====== Input records
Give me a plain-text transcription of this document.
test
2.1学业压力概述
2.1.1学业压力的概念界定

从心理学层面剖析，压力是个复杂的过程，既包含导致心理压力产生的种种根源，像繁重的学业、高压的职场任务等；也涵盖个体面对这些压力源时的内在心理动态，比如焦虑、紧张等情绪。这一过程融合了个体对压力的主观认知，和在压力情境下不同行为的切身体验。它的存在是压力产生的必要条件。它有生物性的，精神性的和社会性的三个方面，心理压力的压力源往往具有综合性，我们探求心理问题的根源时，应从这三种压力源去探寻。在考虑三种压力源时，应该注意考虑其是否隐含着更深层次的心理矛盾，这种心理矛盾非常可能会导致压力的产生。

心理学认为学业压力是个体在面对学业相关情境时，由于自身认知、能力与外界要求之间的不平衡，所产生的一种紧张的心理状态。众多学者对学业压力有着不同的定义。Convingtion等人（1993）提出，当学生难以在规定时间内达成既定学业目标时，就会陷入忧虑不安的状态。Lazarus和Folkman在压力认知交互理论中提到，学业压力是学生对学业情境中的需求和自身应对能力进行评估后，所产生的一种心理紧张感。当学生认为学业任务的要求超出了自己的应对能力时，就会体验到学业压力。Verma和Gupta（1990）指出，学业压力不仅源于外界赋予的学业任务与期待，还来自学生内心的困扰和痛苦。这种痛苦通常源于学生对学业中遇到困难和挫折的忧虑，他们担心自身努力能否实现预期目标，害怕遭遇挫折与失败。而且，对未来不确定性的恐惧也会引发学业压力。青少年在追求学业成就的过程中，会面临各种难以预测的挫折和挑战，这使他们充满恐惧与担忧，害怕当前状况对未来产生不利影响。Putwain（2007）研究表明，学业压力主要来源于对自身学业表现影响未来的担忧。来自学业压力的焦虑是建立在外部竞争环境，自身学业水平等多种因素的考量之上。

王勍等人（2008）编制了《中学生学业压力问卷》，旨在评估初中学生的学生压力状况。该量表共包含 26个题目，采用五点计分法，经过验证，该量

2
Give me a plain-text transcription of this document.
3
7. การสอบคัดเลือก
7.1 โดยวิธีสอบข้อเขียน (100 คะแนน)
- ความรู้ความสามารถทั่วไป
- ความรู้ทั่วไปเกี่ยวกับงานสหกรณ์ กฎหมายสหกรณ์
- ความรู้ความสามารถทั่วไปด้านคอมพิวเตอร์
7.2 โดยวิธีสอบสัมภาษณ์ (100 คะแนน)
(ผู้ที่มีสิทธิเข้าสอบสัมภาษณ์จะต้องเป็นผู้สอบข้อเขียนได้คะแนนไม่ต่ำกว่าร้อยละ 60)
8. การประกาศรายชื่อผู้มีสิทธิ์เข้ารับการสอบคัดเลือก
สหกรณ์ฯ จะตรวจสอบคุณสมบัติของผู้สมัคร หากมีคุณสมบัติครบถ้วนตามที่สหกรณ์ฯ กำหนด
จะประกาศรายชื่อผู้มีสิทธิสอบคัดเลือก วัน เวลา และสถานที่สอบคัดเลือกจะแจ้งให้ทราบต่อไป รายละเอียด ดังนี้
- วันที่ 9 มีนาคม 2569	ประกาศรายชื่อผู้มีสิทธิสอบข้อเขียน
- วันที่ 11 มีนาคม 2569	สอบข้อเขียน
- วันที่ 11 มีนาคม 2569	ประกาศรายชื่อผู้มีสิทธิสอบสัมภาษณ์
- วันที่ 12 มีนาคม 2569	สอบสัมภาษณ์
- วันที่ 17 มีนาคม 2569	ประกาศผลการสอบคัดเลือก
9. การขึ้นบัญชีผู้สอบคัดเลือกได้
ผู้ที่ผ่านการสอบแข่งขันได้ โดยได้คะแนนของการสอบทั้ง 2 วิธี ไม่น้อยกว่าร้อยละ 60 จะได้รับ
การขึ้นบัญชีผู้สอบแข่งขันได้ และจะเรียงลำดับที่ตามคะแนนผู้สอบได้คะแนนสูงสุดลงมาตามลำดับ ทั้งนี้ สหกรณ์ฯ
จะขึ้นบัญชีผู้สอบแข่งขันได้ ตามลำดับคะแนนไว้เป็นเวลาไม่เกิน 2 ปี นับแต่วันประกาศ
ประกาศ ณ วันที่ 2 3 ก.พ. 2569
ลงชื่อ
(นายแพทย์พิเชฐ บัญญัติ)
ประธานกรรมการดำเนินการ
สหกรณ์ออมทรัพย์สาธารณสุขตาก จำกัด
============
Direction:
Reproduce the material above without altering a single character.

Worked answer:
Give me a plain-text transcription of this document.
test
2.1学业压力概述
2.1.1学业压力的概念界定

从心理学层面剖析，压力是个复杂的过程，既包含导致心理压力产生的种种根源，像繁重的学业、高压的职场任务等；也涵盖个体面对这些压力源时的内在心理动态，比如焦虑、紧张等情绪。这一过程融合了个体对压力的主观认知，和在压力情境下不同行为的切身体验。它的存在是压力产生的必要条件。它有生物性的，精神性的和社会性的三个方面，心理压力的压力源往往具有综合性，我们探求心理问题的根源时，应从这三种压力源去探寻。在考虑三种压力源时，应该注意考虑其是否隐含着更深层次的心理矛盾，这种心理矛盾非常可能会导致压力的产生。

心理学认为学业压力是个体在面对学业相关情境时，由于自身认知、能力与外界要求之间的不平衡，所产生的一种紧张的心理状态。众多学者对学业压力有着不同的定义。Convingtion等人（1993）提出，当学生难以在规定时间内达成既定学业目标时，就会陷入忧虑不安的状态。Lazarus和Folkman在压力认知交互理论中提到，学业压力是学生对学业情境中的需求和自身应对能力进行评估后，所产生的一种心理紧张感。当学生认为学业任务的要求超出了自己的应对能力时，就会体验到学业压力。Verma和Gupta（1990）指出，学业压力不仅源于外界赋予的学业任务与期待，还来自学生内心的困扰和痛苦。这种痛苦通常源于学生对学业中遇到困难和挫折的忧虑，他们担心自身努力能否实现预期目标，害怕遭遇挫折与失败。而且，对未来不确定性的恐惧也会引发学业压力。青少年在追求学业成就的过程中，会面临各种难以预测的挫折和挑战，这使他们充满恐惧与担忧，害怕当前状况对未来产生不利影响。Putwain（2007）研究表明，学业压力主要来源于对自身学业表现影响未来的担忧。来自学业压力的焦虑是建立在外部竞争环境，自身学业水平等多种因素的考量之上。

王勍等人（2008）编制了《中学生学业压力问卷》，旨在评估初中学生的学生压力状况。该量表共包含 26个题目，采用五点计分法，经过验证，该量

2
Give me a plain-text transcription of this document.
3
7. การสอบคัดเลือก
7.1 โดยวิธีสอบข้อเขียน (100 คะแนน)
- ความรู้ความสามารถทั่วไป
- ความรู้ทั่วไปเกี่ยวกับงานสหกรณ์ กฎหมายสหกรณ์
- ความรู้ความสามารถทั่วไปด้านคอมพิวเตอร์
7.2 โดยวิธีสอบสัมภาษณ์ (100 คะแนน)
(ผู้ที่มีสิทธิเข้าสอบสัมภาษณ์จะต้องเป็นผู้สอบข้อเขียนได้คะแนนไม่ต่ำกว่าร้อยละ 60)
8. การประกาศรายชื่อผู้มีสิทธิ์เข้ารับการสอบคัดเลือก
สหกรณ์ฯ จะตรวจสอบคุณสมบัติของผู้สมัคร หากมีคุณสมบัติครบถ้วนตามที่สหกรณ์ฯ กำหนด
จะประกาศรายชื่อผู้มีสิทธิสอบคัดเลือก วัน เวลา และสถานที่สอบคัดเลือกจะแจ้งให้ทราบต่อไป รายละเอียด ดังนี้
- วันที่ 9 มีนาคม 2569	ประกาศรายชื่อผู้มีสิทธิสอบข้อเขียน
- วันที่ 11 มีนาคม 2569	สอบข้อเขียน
- วันที่ 11 มีนาคม 2569	ประกาศรายชื่อผู้มีสิทธิสอบสัมภาษณ์
- วันที่ 12 มีนาคม 2569	สอบสัมภาษณ์
- วันที่ 17 มีนาคม 2569	ประกาศผลการสอบคัดเลือก
9. การขึ้นบัญชีผู้สอบคัดเลือกได้
ผู้ที่ผ่านการสอบแข่งขันได้ โดยได้คะแนนของการสอบทั้ง 2 วิธี ไม่น้อยกว่าร้อยละ 60 จะได้รับ
การขึ้นบัญชีผู้สอบแข่งขันได้ และจะเรียงลำดับที่ตามคะแนนผู้สอบได้คะแนนสูงสุดลงมาตามลำดับ ทั้งนี้ สหกรณ์ฯ
จะขึ้นบัญชีผู้สอบแข่งขันได้ ตามลำดับคะแนนไว้เป็นเวลาไม่เกิน 2 ปี นับแต่วันประกาศ
ประกาศ ณ วันที่ 2 3 ก.พ. 2569
ลงชื่อ
(นายแพทย์พิเชฐ บัญญัติ)
ประธานกรรมการดำเนินการ
สหกรณ์ออมทรัพย์สาธารณสุขตาก จำกัด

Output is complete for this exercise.